__Tarea escrita 1__:
Reescribe el fragmento del texto sobre El bebé de Rosemary que empieza con "Cinco años antes" y sigue hasta "figura del Anticristo.", cambiando "Polanski" por "el director".

__Texto para leer__:
Las películas de terror son más que simples vehículos para asustar al público con asesinos seriales (Halloween), sádicas torturas (Saw: Juego macabro), casas embrujadas (Poltergeist) y monstruos extraterrestres (Alien, el octavo pasajero). El género recurre a estos estridentes y espectaculares elementos para revelar lo que realmente teme la sociedad. El bebé de Rosemary (1968), la película de horror psicológico de Roman Polanski, es un espécimen perfecto para estudiar este concepto, ya que no utiliza muchas técnicas o tropos del género para horrorizar a su público, sino que se concentra en crear una atmósfera e historia que habla de los miedos más profundos y subconscientes de la sociedad.
Cinco años antes de que El exorcista, de William Friedkin, provocara que el público vomitara en los pasillos y se desmayara en las salas oscuras, el horror diabólico planteado por Polanski causó controversia debido a la manera tan directa en la que concibió una antigua preocupación en la cultura occidental: la lucha entre el bien y el mal. Con seguridad y sin miedo de ser catalogado como blasfemo por la Liga de la Decencia o censurado por la iglesia católica, el cineasta polaco le otorga el triunfo a la secta demoniaca encabezada los Castevet (Ruth Gordon y Sidney Blackmer), quienes logran su malévolo objetivo en el que, a partir de una doble violación (a cargo del esposo, Guy, interpretado por John Cassavetes, y de Satanás), la protagonista Rosemary (Mia Farrow) concibe en su vientre a la figura del Anticristo.

__Registros__:
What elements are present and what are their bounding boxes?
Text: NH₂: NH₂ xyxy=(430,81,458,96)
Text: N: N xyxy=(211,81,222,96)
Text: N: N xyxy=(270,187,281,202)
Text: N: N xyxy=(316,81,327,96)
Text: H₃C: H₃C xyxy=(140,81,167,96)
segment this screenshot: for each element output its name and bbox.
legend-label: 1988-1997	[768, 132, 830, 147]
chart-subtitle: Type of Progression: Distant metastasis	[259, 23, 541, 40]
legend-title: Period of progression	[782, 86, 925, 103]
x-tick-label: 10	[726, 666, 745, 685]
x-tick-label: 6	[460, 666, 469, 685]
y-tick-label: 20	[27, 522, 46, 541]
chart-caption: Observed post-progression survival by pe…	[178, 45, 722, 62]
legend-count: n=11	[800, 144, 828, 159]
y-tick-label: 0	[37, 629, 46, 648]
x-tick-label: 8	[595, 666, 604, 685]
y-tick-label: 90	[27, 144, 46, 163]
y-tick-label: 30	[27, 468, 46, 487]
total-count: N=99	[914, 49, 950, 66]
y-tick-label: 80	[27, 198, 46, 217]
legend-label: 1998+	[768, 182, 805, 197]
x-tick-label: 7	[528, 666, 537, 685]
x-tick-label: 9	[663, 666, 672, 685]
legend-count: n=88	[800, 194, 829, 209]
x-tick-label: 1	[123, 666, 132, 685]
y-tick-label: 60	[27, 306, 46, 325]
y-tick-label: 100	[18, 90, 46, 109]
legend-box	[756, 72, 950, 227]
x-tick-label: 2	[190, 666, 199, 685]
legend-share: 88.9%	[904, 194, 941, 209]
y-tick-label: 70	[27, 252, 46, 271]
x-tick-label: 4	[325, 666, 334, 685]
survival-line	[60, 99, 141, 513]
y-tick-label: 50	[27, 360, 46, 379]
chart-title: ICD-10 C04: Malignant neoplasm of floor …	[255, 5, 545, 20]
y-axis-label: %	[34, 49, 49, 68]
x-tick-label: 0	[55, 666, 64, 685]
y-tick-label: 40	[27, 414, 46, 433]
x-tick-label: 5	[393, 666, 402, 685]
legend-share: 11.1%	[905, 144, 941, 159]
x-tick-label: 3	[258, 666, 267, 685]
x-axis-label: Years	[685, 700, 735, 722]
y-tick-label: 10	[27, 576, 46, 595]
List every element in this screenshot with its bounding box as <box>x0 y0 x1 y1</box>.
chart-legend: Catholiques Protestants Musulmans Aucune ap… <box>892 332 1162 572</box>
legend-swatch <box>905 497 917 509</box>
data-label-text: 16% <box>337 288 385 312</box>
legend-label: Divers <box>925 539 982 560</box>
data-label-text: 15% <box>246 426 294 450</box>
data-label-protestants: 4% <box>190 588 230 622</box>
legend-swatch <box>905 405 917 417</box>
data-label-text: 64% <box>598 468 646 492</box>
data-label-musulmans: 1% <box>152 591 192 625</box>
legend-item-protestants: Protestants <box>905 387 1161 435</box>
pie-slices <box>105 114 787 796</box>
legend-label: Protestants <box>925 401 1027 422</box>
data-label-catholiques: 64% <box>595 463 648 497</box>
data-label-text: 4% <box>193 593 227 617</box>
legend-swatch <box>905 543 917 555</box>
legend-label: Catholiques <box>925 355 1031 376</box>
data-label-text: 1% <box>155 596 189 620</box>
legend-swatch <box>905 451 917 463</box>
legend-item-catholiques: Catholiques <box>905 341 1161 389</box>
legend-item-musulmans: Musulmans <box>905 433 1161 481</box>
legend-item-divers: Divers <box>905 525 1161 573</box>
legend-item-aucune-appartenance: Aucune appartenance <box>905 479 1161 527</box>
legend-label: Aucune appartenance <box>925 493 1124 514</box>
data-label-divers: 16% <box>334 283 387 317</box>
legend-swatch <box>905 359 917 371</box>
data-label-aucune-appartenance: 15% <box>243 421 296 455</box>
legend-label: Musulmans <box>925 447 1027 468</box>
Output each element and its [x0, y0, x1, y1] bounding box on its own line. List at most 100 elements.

---

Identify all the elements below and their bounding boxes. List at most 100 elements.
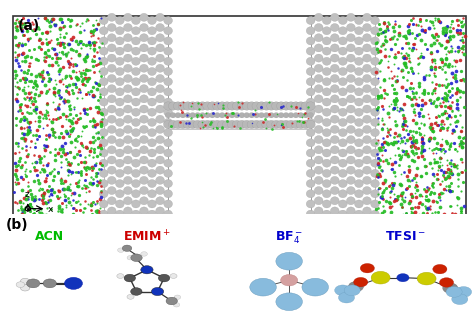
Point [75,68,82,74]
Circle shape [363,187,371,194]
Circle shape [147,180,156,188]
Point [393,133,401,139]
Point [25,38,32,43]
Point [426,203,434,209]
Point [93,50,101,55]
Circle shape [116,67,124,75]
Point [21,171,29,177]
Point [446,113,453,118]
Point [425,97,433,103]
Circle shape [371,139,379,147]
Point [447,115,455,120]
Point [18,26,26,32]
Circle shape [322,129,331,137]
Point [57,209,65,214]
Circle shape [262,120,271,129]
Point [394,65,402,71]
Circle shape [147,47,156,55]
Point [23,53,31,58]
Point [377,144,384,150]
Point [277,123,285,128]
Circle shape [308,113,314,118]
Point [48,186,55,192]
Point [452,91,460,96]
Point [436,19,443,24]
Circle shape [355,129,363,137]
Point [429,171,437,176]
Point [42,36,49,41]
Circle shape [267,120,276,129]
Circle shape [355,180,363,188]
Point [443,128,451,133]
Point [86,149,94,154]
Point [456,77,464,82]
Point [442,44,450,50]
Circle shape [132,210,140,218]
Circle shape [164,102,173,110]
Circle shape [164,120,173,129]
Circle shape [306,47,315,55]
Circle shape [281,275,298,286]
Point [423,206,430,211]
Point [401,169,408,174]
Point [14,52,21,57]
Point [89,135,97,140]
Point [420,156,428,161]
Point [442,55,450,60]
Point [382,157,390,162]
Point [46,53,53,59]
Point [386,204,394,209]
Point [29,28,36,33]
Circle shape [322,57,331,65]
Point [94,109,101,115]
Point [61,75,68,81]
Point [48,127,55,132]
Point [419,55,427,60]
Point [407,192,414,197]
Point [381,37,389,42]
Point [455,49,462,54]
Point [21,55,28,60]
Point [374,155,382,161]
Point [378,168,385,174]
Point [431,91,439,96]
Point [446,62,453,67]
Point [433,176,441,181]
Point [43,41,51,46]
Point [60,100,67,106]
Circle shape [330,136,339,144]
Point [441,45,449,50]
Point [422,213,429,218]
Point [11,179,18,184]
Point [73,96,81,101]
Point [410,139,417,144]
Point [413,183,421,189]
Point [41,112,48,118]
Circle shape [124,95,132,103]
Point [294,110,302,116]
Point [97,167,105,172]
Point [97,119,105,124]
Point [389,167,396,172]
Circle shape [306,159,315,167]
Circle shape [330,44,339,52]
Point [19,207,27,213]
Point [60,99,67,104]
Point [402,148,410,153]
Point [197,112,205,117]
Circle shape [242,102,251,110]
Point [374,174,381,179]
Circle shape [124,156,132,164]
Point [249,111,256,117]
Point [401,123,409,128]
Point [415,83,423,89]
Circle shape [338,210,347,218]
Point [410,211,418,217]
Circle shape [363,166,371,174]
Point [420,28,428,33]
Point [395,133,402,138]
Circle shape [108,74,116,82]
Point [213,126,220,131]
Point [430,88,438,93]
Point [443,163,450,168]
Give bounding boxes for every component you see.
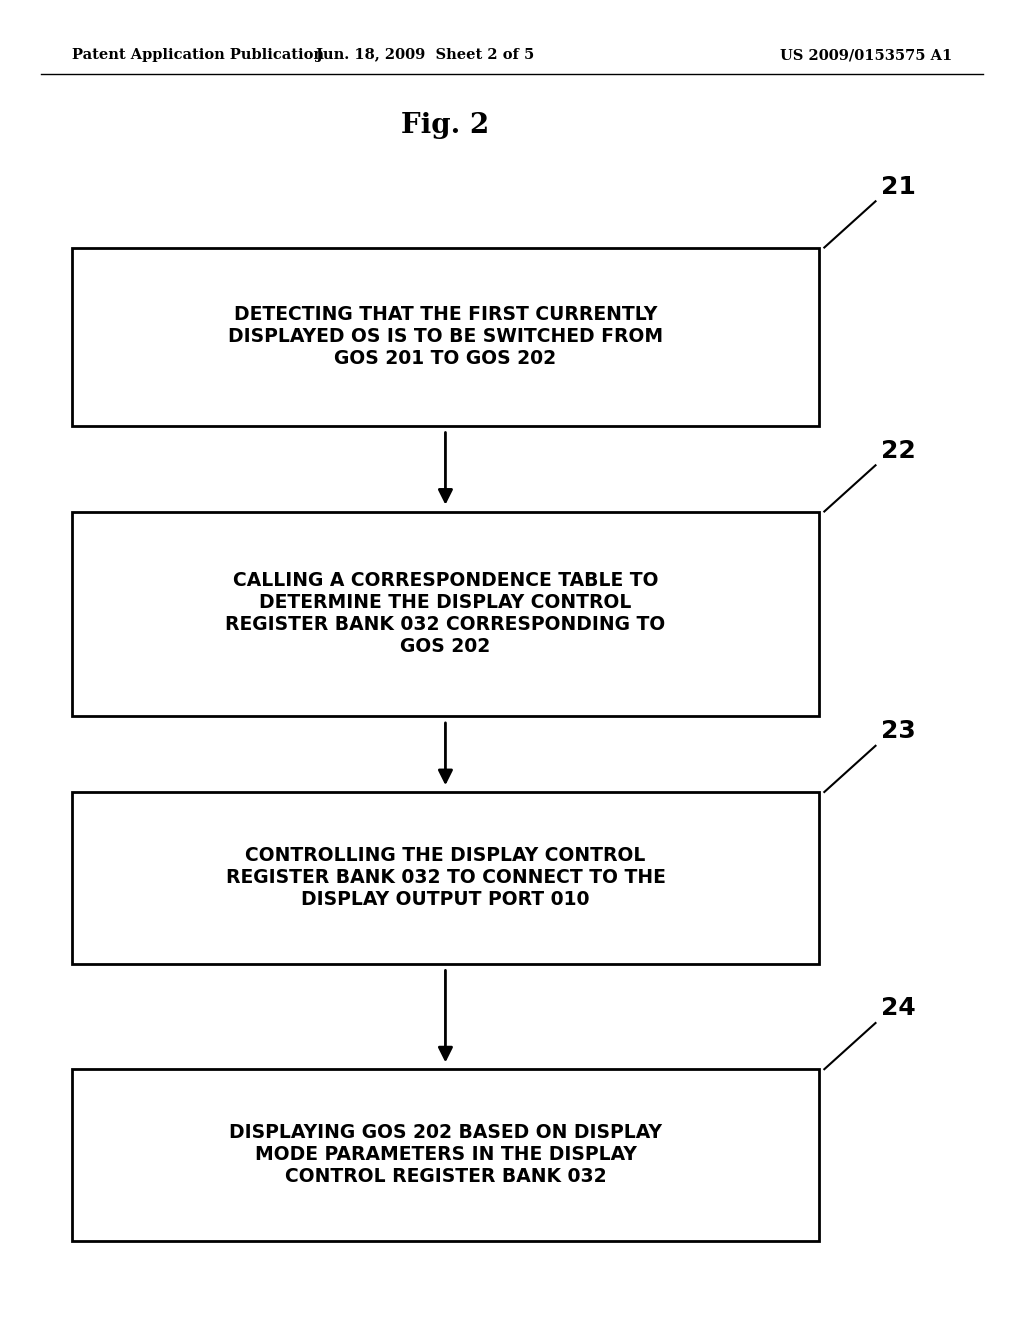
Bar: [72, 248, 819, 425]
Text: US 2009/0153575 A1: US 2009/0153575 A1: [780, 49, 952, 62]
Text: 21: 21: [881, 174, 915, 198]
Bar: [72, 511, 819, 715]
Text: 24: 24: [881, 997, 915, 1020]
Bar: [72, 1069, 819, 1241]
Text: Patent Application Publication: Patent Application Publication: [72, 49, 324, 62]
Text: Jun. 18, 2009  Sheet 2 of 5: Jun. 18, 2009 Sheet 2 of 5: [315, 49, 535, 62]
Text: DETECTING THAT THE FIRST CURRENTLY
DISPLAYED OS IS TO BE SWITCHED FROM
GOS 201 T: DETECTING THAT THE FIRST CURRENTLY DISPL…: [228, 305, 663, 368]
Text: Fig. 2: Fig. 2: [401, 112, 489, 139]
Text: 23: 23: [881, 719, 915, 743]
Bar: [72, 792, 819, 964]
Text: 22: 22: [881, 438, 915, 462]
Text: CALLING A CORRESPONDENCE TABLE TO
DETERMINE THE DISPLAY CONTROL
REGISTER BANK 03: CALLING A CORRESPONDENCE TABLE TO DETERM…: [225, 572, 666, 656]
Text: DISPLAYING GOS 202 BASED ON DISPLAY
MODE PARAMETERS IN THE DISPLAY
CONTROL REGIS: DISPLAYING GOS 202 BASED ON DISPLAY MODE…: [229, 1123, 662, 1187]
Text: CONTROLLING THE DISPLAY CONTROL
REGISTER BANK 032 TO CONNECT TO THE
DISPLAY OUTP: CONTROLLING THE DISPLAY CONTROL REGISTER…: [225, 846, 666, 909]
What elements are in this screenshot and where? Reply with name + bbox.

__Tarea escrita 2__:
Copia tal cual, de los registros, las líneas que van desde la que tiene "Bar: [72, 248, 819, 425]" hasta la que tiene "REGISTER BANK 032 TO CONNECT TO THE", ambas incluidas.

__Resultado 1__:
Cinco años antes de que El exorcista, de William Friedkin, provocara que el público vomitara en los pasillos y se desmayara en las salas oscuras, el horror diabólico planteado por el director causó controversia debido a la manera tan directa en la que concibió una antigua preocupación en la cultura occidental: la lucha entre el bien y el mal. Con seguridad y sin miedo de ser catalogado como blasfemo por la Liga de la Decencia o censurado por la iglesia católica, el cineasta polaco le otorga el triunfo a la secta demoniaca encabezada los Castevet (Ruth Gordon y Sidney Blackmer), quienes logran su malévolo objetivo en el que, a partir de una doble violación (a cargo del esposo, Guy, interpretado por John Cassavetes, y de Satanás), la protagonista Rosemary (Mia Farrow) concibe en su vientre a la figura del Anticristo.

__Resultado 2__:
Bar: [72, 248, 819, 425]
Text: US 2009/0153575 A1: US 2009/0153575 A1: [780, 49, 952, 62]
Text: 21: 21: [881, 174, 915, 198]
Bar: [72, 511, 819, 715]
Text: 24: 24: [881, 997, 915, 1020]
Bar: [72, 1069, 819, 1241]
Text: Patent Application Publication: Patent Application Publication: [72, 49, 324, 62]
Text: Jun. 18, 2009  Sheet 2 of 5: Jun. 18, 2009 Sheet 2 of 5: [315, 49, 535, 62]
Text: DETECTING THAT THE FIRST CURRENTLY
DISPLAYED OS IS TO BE SWITCHED FROM
GOS 201 T: DETECTING THAT THE FIRST CURRENTLY DISPL…: [228, 305, 663, 368]
Text: Fig. 2: Fig. 2: [401, 112, 489, 139]
Text: 23: 23: [881, 719, 915, 743]
Bar: [72, 792, 819, 964]
Text: 22: 22: [881, 438, 915, 462]
Text: CALLING A CORRESPONDENCE TABLE TO
DETERMINE THE DISPLAY CONTROL
REGISTER BANK 03: CALLING A CORRESPONDENCE TABLE TO DETERM…: [225, 572, 666, 656]
Text: DISPLAYING GOS 202 BASED ON DISPLAY
MODE PARAMETERS IN THE DISPLAY
CONTROL REGIS: DISPLAYING GOS 202 BASED ON DISPLAY MODE…: [229, 1123, 662, 1187]
Text: CONTROLLING THE DISPLAY CONTROL
REGISTER BANK 032 TO CONNECT TO THE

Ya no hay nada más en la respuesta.